# Task objective:
Exclude the pictures and reproduce the remaining data exactly as written.

# Available data:
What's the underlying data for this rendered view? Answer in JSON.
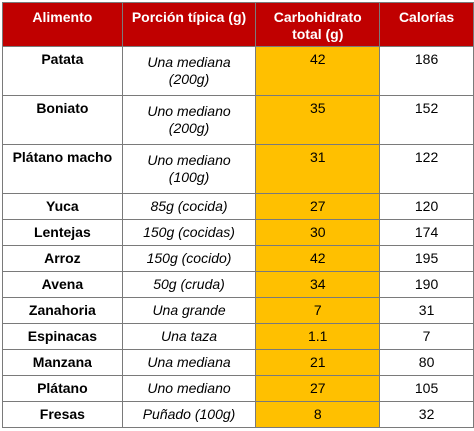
{
  "headers": {
    "food": "Alimento",
    "portion": "Porción típica (g)",
    "carbs": "Carbohidrato total (g)",
    "calories": "Calorías"
  },
  "rows": [
    {
      "food": "Patata",
      "portion": "Una mediana (200g)",
      "carbs": "42",
      "calories": "186"
    },
    {
      "food": "Boniato",
      "portion": "Uno mediano (200g)",
      "carbs": "35",
      "calories": "152"
    },
    {
      "food": "Plátano macho",
      "portion": "Uno mediano (100g)",
      "carbs": "31",
      "calories": "122"
    },
    {
      "food": "Yuca",
      "portion": "85g (cocida)",
      "carbs": "27",
      "calories": "120"
    },
    {
      "food": "Lentejas",
      "portion": "150g (cocidas)",
      "carbs": "30",
      "calories": "174"
    },
    {
      "food": "Arroz",
      "portion": "150g (cocido)",
      "carbs": "42",
      "calories": "195"
    },
    {
      "food": "Avena",
      "portion": "50g (cruda)",
      "carbs": "34",
      "calories": "190"
    },
    {
      "food": "Zanahoria",
      "portion": "Una grande",
      "carbs": "7",
      "calories": "31"
    },
    {
      "food": "Espinacas",
      "portion": "Una taza",
      "carbs": "1.1",
      "calories": "7"
    },
    {
      "food": "Manzana",
      "portion": "Una mediana",
      "carbs": "21",
      "calories": "80"
    },
    {
      "food": "Plátano",
      "portion": "Uno mediano",
      "carbs": "27",
      "calories": "105"
    },
    {
      "food": "Fresas",
      "portion": "Puñado (100g)",
      "carbs": "8",
      "calories": "32"
    }
  ],
  "colors": {
    "header_bg": "#c00000",
    "header_text": "#ffffff",
    "carb_highlight": "#ffc000",
    "border": "#7a7a7a"
  }
}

# Task solution:
What's the underlying data for this rendered view? Answer in JSON.
{
  "headers": {
    "food": "Alimento",
    "portion": "Porción típica (g)",
    "carbs": "Carbohidrato total (g)",
    "calories": "Calorías"
  },
  "rows": [
    {
      "food": "Patata",
      "portion": "Una mediana (200g)",
      "carbs": "42",
      "calories": "186"
    },
    {
      "food": "Boniato",
      "portion": "Uno mediano (200g)",
      "carbs": "35",
      "calories": "152"
    },
    {
      "food": "Plátano macho",
      "portion": "Uno mediano (100g)",
      "carbs": "31",
      "calories": "122"
    },
    {
      "food": "Yuca",
      "portion": "85g (cocida)",
      "carbs": "27",
      "calories": "120"
    },
    {
      "food": "Lentejas",
      "portion": "150g (cocidas)",
      "carbs": "30",
      "calories": "174"
    },
    {
      "food": "Arroz",
      "portion": "150g (cocido)",
      "carbs": "42",
      "calories": "195"
    },
    {
      "food": "Avena",
      "portion": "50g (cruda)",
      "carbs": "34",
      "calories": "190"
    },
    {
      "food": "Zanahoria",
      "portion": "Una grande",
      "carbs": "7",
      "calories": "31"
    },
    {
      "food": "Espinacas",
      "portion": "Una taza",
      "carbs": "1.1",
      "calories": "7"
    },
    {
      "food": "Manzana",
      "portion": "Una mediana",
      "carbs": "21",
      "calories": "80"
    },
    {
      "food": "Plátano",
      "portion": "Uno mediano",
      "carbs": "27",
      "calories": "105"
    },
    {
      "food": "Fresas",
      "portion": "Puñado (100g)",
      "carbs": "8",
      "calories": "32"
    }
  ],
  "colors": {
    "header_bg": "#c00000",
    "header_text": "#ffffff",
    "carb_highlight": "#ffc000",
    "border": "#7a7a7a"
  }
}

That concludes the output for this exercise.